● **Data extracted from a collection**

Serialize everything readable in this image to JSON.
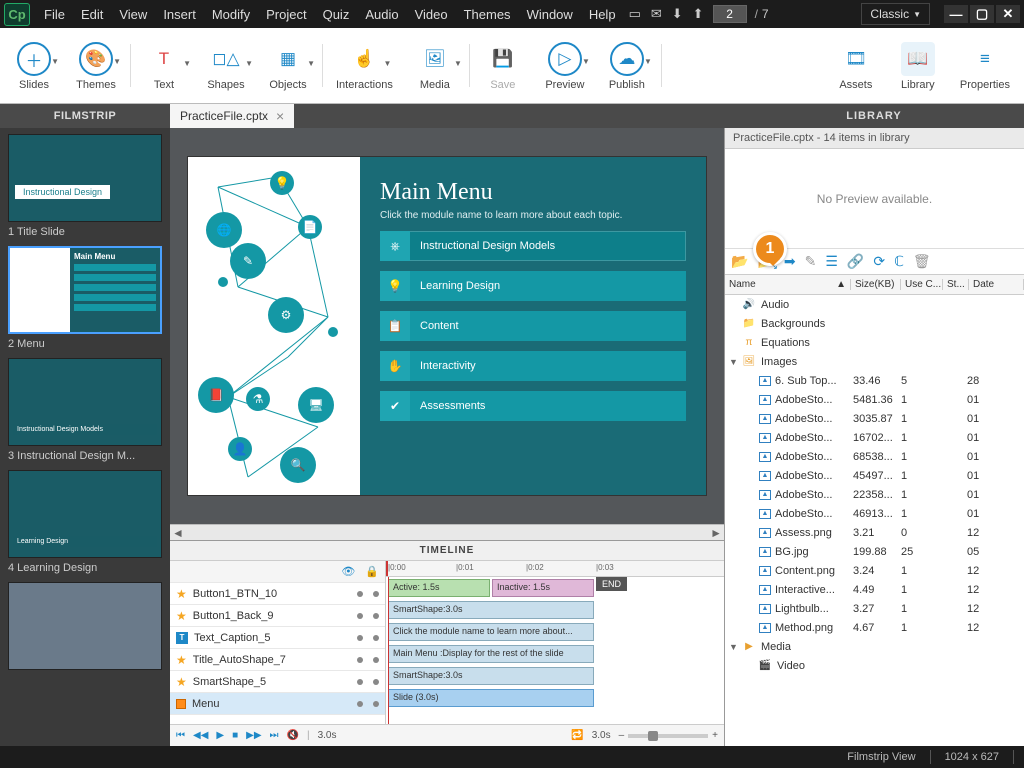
{
  "menu": {
    "items": [
      "File",
      "Edit",
      "View",
      "Insert",
      "Modify",
      "Project",
      "Quiz",
      "Audio",
      "Video",
      "Themes",
      "Window",
      "Help"
    ],
    "page_current": "2",
    "page_total": "7",
    "workspace": "Classic"
  },
  "ribbon": {
    "g1": [
      {
        "l": "Slides"
      },
      {
        "l": "Themes"
      }
    ],
    "g2": [
      {
        "l": "Text"
      },
      {
        "l": "Shapes"
      },
      {
        "l": "Objects"
      }
    ],
    "g3": [
      {
        "l": "Interactions"
      },
      {
        "l": "Media"
      }
    ],
    "g4": [
      {
        "l": "Save"
      },
      {
        "l": "Preview"
      },
      {
        "l": "Publish"
      }
    ],
    "g5": [
      {
        "l": "Assets"
      },
      {
        "l": "Library"
      },
      {
        "l": "Properties"
      }
    ]
  },
  "filetab": "PracticeFile.cptx",
  "panels": {
    "filmstrip": "FILMSTRIP",
    "library": "LIBRARY",
    "timeline": "TIMELINE"
  },
  "filmstrip": [
    {
      "cap": "1 Title Slide"
    },
    {
      "cap": "2 Menu"
    },
    {
      "cap": "3 Instructional Design M..."
    },
    {
      "cap": "4 Learning Design"
    }
  ],
  "slide": {
    "title": "Main Menu",
    "subtitle": "Click the module name to learn more about each topic.",
    "buttons": [
      "Instructional Design Models",
      "Learning Design",
      "Content",
      "Interactivity",
      "Assessments"
    ]
  },
  "timeline": {
    "rows": [
      {
        "t": "star",
        "n": "Button1_BTN_10"
      },
      {
        "t": "star",
        "n": "Button1_Back_9"
      },
      {
        "t": "T",
        "n": "Text_Caption_5"
      },
      {
        "t": "star",
        "n": "Title_AutoShape_7"
      },
      {
        "t": "star",
        "n": "SmartShape_5"
      },
      {
        "t": "sq",
        "n": "Menu"
      }
    ],
    "bars": {
      "active": "Active: 1.5s",
      "inactive": "Inactive: 1.5s",
      "end": "END",
      "b2": "SmartShape:3.0s",
      "b3": "Click the module name to learn more about...",
      "b4": "Main Menu :Display for the rest of the slide",
      "b5": "SmartShape:3.0s",
      "b6": "Slide (3.0s)"
    },
    "ticks": [
      "|0:00",
      "|0:01",
      "|0:02",
      "|0:03"
    ],
    "time": "3.0s"
  },
  "library": {
    "title": "PracticeFile.cptx - 14 items in library",
    "preview": "No Preview available.",
    "callout": "1",
    "cols": [
      "Name",
      "Size(KB)",
      "Use C...",
      "St...",
      "Date"
    ],
    "folders": [
      "Audio",
      "Backgrounds",
      "Equations",
      "Images",
      "Media",
      "Video"
    ],
    "images": [
      {
        "n": "6. Sub Top...",
        "s": "33.46",
        "u": "5",
        "d": "28"
      },
      {
        "n": "AdobeSto...",
        "s": "5481.36",
        "u": "1",
        "d": "01"
      },
      {
        "n": "AdobeSto...",
        "s": "3035.87",
        "u": "1",
        "d": "01"
      },
      {
        "n": "AdobeSto...",
        "s": "16702...",
        "u": "1",
        "d": "01"
      },
      {
        "n": "AdobeSto...",
        "s": "68538...",
        "u": "1",
        "d": "01"
      },
      {
        "n": "AdobeSto...",
        "s": "45497...",
        "u": "1",
        "d": "01"
      },
      {
        "n": "AdobeSto...",
        "s": "22358...",
        "u": "1",
        "d": "01"
      },
      {
        "n": "AdobeSto...",
        "s": "46913...",
        "u": "1",
        "d": "01"
      },
      {
        "n": "Assess.png",
        "s": "3.21",
        "u": "0",
        "d": "12"
      },
      {
        "n": "BG.jpg",
        "s": "199.88",
        "u": "25",
        "d": "05"
      },
      {
        "n": "Content.png",
        "s": "3.24",
        "u": "1",
        "d": "12"
      },
      {
        "n": "Interactive...",
        "s": "4.49",
        "u": "1",
        "d": "12"
      },
      {
        "n": "Lightbulb...",
        "s": "3.27",
        "u": "1",
        "d": "12"
      },
      {
        "n": "Method.png",
        "s": "4.67",
        "u": "1",
        "d": "12"
      }
    ]
  },
  "status": {
    "view": "Filmstrip View",
    "dims": "1024 x 627"
  }
}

● **YOUR GOAL**
Omit every picture, then reproduce the rest of the listing exactly.

● **CORRECT OUTPUT**
Serialize everything readable in this image to JSON.
{
  "menu": {
    "items": [
      "File",
      "Edit",
      "View",
      "Insert",
      "Modify",
      "Project",
      "Quiz",
      "Audio",
      "Video",
      "Themes",
      "Window",
      "Help"
    ],
    "page_current": "2",
    "page_total": "7",
    "workspace": "Classic"
  },
  "ribbon": {
    "g1": [
      {
        "l": "Slides"
      },
      {
        "l": "Themes"
      }
    ],
    "g2": [
      {
        "l": "Text"
      },
      {
        "l": "Shapes"
      },
      {
        "l": "Objects"
      }
    ],
    "g3": [
      {
        "l": "Interactions"
      },
      {
        "l": "Media"
      }
    ],
    "g4": [
      {
        "l": "Save"
      },
      {
        "l": "Preview"
      },
      {
        "l": "Publish"
      }
    ],
    "g5": [
      {
        "l": "Assets"
      },
      {
        "l": "Library"
      },
      {
        "l": "Properties"
      }
    ]
  },
  "filetab": "PracticeFile.cptx",
  "panels": {
    "filmstrip": "FILMSTRIP",
    "library": "LIBRARY",
    "timeline": "TIMELINE"
  },
  "filmstrip": [
    {
      "cap": "1 Title Slide"
    },
    {
      "cap": "2 Menu"
    },
    {
      "cap": "3 Instructional Design M..."
    },
    {
      "cap": "4 Learning Design"
    }
  ],
  "slide": {
    "title": "Main Menu",
    "subtitle": "Click the module name to learn more about each topic.",
    "buttons": [
      "Instructional Design Models",
      "Learning Design",
      "Content",
      "Interactivity",
      "Assessments"
    ]
  },
  "timeline": {
    "rows": [
      {
        "t": "star",
        "n": "Button1_BTN_10"
      },
      {
        "t": "star",
        "n": "Button1_Back_9"
      },
      {
        "t": "T",
        "n": "Text_Caption_5"
      },
      {
        "t": "star",
        "n": "Title_AutoShape_7"
      },
      {
        "t": "star",
        "n": "SmartShape_5"
      },
      {
        "t": "sq",
        "n": "Menu"
      }
    ],
    "bars": {
      "active": "Active: 1.5s",
      "inactive": "Inactive: 1.5s",
      "end": "END",
      "b2": "SmartShape:3.0s",
      "b3": "Click the module name to learn more about...",
      "b4": "Main Menu :Display for the rest of the slide",
      "b5": "SmartShape:3.0s",
      "b6": "Slide (3.0s)"
    },
    "ticks": [
      "|0:00",
      "|0:01",
      "|0:02",
      "|0:03"
    ],
    "time": "3.0s"
  },
  "library": {
    "title": "PracticeFile.cptx - 14 items in library",
    "preview": "No Preview available.",
    "callout": "1",
    "cols": [
      "Name",
      "Size(KB)",
      "Use C...",
      "St...",
      "Date"
    ],
    "folders": [
      "Audio",
      "Backgrounds",
      "Equations",
      "Images",
      "Media",
      "Video"
    ],
    "images": [
      {
        "n": "6. Sub Top...",
        "s": "33.46",
        "u": "5",
        "d": "28"
      },
      {
        "n": "AdobeSto...",
        "s": "5481.36",
        "u": "1",
        "d": "01"
      },
      {
        "n": "AdobeSto...",
        "s": "3035.87",
        "u": "1",
        "d": "01"
      },
      {
        "n": "AdobeSto...",
        "s": "16702...",
        "u": "1",
        "d": "01"
      },
      {
        "n": "AdobeSto...",
        "s": "68538...",
        "u": "1",
        "d": "01"
      },
      {
        "n": "AdobeSto...",
        "s": "45497...",
        "u": "1",
        "d": "01"
      },
      {
        "n": "AdobeSto...",
        "s": "22358...",
        "u": "1",
        "d": "01"
      },
      {
        "n": "AdobeSto...",
        "s": "46913...",
        "u": "1",
        "d": "01"
      },
      {
        "n": "Assess.png",
        "s": "3.21",
        "u": "0",
        "d": "12"
      },
      {
        "n": "BG.jpg",
        "s": "199.88",
        "u": "25",
        "d": "05"
      },
      {
        "n": "Content.png",
        "s": "3.24",
        "u": "1",
        "d": "12"
      },
      {
        "n": "Interactive...",
        "s": "4.49",
        "u": "1",
        "d": "12"
      },
      {
        "n": "Lightbulb...",
        "s": "3.27",
        "u": "1",
        "d": "12"
      },
      {
        "n": "Method.png",
        "s": "4.67",
        "u": "1",
        "d": "12"
      }
    ]
  },
  "status": {
    "view": "Filmstrip View",
    "dims": "1024 x 627"
  }
}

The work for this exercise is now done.